TASK DESCRIPTION |
Answer these questions from the Taty Amaro profile below:
(a) What shirt number does she wear for her current team?
(b) Which club was she loaned to in 2020?
(c) On what date was she announced at Corinthians?

EXTRACT |
# # # # # # #

Personal information
- Full name: Tatyane Amaro Santos
- Date of birth: 10 May 1995 (age 30)
- Place of birth: Uruaçu, Brazil
- Height: 1.77 m (5 ft 10 in)
- Position: Goalkeeper

Team information
- Current team: Santos
- Number: 31

Senior career*
- Years: Team / Apps / (Gls)
- 2014: Iranduba / 3 / (0)
- 2016: Vitória / 4 / (0)
- 2016: CRESSPOM
- 2017–2018: São José / 26 / (0)
- 2019–2020: Corinthians / 7 / (0)
- 2020: → Nordsjælland (loan) / 8 / (0)
- 2021: Palmeiras / 9 / (0)
- 2022–2025: Cruzeiro / 55 / (0)
- 2026–: Santos / 0 / (0)

= Taty Amaro =

Brazilian footballer (born 1995)

Tatyane Amaro Santos (born 10 May 1995), known as Taty Amaro, is a Brazilian footballer who plays as a goalkeeper for Santos.

==Career==
Born in Uruaçu, Goiás, Taty Amaro began her career with Iranduba in 2014. On 9 January 2019, after playing for Vitória, CRESSPOM and São José, she was announced at Corinthians.

# # # # # # #

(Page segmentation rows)
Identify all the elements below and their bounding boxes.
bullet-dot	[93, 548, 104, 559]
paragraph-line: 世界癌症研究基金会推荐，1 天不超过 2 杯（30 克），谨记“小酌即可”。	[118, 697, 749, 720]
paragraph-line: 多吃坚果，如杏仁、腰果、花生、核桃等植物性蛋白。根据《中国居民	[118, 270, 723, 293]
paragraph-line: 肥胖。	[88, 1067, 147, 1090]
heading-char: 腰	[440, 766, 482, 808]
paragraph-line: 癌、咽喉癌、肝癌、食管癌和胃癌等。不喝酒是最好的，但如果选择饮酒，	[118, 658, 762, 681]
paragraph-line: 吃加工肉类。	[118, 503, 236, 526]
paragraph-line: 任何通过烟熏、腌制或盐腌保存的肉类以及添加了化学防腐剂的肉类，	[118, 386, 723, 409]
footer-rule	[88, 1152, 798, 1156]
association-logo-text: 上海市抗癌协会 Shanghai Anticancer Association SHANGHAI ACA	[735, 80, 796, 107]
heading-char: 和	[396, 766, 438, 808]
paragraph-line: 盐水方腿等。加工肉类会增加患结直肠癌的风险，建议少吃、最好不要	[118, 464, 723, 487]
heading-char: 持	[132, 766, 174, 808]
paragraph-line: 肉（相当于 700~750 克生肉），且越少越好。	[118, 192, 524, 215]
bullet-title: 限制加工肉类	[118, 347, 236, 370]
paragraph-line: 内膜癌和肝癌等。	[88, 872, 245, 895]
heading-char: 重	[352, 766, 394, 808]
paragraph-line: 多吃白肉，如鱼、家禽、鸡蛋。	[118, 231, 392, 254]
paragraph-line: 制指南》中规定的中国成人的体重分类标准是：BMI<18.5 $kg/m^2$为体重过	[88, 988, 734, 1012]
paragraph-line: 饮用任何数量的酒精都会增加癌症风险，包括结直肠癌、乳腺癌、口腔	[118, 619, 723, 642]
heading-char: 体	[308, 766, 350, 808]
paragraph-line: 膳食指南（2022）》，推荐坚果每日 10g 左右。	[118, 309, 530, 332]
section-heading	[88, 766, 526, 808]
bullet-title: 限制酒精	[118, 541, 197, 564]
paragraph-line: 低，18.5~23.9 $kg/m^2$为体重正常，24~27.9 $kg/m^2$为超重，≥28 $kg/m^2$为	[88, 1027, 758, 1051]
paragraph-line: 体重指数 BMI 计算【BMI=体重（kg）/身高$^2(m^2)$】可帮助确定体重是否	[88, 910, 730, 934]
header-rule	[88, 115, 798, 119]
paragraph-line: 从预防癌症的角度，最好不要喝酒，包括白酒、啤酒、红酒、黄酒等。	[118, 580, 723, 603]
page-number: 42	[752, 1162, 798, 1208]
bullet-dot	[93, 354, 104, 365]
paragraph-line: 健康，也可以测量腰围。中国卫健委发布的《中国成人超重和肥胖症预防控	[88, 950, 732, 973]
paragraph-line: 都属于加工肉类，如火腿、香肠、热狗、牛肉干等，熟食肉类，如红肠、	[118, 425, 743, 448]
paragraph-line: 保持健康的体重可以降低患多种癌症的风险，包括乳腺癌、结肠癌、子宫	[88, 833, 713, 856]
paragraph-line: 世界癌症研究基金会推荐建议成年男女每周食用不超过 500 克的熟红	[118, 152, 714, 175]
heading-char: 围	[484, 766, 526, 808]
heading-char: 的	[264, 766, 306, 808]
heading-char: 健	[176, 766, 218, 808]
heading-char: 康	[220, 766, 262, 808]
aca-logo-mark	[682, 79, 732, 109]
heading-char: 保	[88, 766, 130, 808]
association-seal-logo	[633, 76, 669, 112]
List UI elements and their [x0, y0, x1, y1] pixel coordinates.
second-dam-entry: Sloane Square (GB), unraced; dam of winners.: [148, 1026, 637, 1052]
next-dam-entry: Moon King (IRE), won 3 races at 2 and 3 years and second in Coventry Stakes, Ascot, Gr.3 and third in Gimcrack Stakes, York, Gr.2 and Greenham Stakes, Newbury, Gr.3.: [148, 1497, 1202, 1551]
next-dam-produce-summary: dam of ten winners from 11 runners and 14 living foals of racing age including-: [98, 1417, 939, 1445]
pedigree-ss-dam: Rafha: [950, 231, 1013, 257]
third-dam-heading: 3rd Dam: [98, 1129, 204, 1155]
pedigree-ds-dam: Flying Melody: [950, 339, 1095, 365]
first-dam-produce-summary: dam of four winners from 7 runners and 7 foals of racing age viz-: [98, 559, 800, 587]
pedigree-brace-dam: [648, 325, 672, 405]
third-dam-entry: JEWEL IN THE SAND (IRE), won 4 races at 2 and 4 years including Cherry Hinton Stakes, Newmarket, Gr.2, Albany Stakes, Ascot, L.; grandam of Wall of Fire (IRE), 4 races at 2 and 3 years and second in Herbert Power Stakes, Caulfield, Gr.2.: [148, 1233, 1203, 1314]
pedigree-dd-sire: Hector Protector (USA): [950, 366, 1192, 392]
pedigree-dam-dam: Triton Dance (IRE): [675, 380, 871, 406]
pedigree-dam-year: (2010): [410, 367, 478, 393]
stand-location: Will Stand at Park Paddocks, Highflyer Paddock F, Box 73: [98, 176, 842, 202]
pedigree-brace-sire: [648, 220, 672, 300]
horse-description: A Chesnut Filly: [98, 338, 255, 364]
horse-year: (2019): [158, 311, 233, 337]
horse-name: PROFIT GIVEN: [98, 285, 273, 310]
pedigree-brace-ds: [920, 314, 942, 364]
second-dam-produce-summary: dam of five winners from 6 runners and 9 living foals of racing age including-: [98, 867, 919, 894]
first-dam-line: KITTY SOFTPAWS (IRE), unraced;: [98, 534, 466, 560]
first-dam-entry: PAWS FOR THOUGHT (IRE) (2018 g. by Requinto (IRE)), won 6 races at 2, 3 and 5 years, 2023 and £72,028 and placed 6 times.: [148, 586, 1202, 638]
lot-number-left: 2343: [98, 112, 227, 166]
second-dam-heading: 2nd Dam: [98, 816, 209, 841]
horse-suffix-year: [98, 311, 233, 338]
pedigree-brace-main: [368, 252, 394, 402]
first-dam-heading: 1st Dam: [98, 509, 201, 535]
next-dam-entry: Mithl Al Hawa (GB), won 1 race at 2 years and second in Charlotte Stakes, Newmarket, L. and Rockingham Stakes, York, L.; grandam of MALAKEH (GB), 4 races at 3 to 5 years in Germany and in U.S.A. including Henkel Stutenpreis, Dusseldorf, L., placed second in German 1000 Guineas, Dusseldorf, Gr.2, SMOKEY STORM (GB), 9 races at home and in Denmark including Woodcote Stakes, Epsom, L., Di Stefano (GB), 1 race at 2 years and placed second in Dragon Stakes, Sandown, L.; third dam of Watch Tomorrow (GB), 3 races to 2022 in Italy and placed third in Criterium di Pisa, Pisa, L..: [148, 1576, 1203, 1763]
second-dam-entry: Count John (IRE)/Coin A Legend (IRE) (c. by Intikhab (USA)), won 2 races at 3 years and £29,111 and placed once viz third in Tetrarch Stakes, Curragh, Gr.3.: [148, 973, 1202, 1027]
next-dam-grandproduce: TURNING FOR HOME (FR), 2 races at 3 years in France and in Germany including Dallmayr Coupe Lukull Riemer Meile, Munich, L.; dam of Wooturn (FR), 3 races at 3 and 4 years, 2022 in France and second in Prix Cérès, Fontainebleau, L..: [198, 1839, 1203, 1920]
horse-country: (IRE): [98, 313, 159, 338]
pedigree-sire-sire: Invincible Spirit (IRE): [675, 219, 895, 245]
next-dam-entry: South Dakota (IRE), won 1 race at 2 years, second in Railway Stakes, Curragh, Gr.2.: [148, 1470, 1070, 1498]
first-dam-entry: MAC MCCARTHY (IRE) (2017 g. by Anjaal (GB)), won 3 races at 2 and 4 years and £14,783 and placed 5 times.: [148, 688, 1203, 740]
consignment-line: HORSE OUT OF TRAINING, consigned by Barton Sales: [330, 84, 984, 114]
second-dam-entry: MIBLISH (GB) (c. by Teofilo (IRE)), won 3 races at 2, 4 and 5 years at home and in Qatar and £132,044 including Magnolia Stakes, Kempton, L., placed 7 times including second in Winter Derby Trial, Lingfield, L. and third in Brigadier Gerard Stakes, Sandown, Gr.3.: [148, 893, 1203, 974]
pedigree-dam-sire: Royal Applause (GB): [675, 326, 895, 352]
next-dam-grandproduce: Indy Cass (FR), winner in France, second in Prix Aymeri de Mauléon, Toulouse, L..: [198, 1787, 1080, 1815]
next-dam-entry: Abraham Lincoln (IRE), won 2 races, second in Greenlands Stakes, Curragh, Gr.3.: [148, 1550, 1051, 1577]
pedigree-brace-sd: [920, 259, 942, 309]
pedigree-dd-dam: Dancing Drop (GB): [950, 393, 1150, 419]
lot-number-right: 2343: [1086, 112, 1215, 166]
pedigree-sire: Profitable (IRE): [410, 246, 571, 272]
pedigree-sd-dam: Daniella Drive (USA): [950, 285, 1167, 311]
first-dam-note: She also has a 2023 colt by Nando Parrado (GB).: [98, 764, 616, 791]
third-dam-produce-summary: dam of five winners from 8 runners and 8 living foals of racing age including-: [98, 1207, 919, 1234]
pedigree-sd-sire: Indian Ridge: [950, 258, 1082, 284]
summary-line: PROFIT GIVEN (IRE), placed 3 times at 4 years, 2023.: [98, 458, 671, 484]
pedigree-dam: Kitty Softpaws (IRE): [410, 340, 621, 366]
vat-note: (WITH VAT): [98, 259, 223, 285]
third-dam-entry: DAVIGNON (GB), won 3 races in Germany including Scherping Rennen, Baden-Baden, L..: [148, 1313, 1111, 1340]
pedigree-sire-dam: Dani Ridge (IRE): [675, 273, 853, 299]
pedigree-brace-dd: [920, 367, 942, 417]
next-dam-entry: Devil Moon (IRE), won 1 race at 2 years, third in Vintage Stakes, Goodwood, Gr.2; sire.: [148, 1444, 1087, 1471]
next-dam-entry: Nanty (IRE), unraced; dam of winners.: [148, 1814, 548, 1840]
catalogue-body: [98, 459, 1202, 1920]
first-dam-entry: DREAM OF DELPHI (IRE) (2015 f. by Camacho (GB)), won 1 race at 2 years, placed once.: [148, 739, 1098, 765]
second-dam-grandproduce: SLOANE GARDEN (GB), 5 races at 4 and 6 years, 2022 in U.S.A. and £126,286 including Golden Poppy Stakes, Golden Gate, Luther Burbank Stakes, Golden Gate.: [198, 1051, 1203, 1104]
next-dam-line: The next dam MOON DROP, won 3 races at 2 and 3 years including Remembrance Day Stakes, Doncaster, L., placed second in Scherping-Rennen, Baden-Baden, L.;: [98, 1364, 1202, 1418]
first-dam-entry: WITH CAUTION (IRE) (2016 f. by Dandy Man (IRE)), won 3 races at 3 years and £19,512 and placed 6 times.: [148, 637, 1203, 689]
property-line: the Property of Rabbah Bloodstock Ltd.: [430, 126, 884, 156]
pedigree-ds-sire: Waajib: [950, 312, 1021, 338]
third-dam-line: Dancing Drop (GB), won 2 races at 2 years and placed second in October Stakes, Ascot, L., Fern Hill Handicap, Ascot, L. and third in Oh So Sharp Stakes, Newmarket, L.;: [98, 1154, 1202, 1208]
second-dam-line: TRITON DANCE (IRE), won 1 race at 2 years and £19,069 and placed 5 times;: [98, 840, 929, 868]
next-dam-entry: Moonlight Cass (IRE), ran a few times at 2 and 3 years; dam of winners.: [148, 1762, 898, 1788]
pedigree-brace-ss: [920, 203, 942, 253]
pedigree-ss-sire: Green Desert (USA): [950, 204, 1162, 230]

# # # # # # #

SOLUTION FOR THIS PROBLEM |
(a) 31
(b) Nordsjælland
(c) 9 January 2019